# Written problem:
State only the number of lines that contain the string "estimated".

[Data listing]
※

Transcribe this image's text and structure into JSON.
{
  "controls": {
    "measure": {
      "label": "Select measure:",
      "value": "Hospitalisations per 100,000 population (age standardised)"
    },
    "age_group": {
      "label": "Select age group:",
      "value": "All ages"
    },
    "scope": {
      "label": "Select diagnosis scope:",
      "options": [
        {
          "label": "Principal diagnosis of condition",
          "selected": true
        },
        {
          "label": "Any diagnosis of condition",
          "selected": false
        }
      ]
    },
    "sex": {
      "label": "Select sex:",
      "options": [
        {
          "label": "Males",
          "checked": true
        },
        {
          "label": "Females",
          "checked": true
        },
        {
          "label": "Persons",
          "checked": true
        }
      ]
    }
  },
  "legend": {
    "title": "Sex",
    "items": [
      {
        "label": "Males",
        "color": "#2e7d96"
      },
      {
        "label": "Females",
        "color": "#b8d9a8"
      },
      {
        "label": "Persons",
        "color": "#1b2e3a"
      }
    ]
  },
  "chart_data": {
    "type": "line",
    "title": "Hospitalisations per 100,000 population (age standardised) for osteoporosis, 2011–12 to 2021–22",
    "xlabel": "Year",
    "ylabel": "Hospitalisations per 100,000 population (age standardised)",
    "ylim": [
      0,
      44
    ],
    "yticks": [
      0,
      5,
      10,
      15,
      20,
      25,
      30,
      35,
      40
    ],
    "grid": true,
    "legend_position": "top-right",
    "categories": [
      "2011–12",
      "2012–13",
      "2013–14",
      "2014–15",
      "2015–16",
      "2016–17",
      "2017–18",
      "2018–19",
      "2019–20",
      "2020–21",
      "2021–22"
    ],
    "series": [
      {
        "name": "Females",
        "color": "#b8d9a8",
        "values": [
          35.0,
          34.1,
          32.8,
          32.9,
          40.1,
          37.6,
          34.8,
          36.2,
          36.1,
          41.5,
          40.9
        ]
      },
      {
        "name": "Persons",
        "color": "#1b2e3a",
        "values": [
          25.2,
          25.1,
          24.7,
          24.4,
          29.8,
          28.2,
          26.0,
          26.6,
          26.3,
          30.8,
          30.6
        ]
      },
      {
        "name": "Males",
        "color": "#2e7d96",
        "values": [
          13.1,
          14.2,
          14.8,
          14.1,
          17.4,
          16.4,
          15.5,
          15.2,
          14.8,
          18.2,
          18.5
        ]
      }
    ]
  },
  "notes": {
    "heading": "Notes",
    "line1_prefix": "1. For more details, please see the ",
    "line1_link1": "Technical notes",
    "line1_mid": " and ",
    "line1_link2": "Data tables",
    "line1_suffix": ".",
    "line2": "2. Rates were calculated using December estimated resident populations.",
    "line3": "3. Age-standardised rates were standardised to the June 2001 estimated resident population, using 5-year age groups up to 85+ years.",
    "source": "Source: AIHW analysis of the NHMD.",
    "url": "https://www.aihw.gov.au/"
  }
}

※

# The response:
2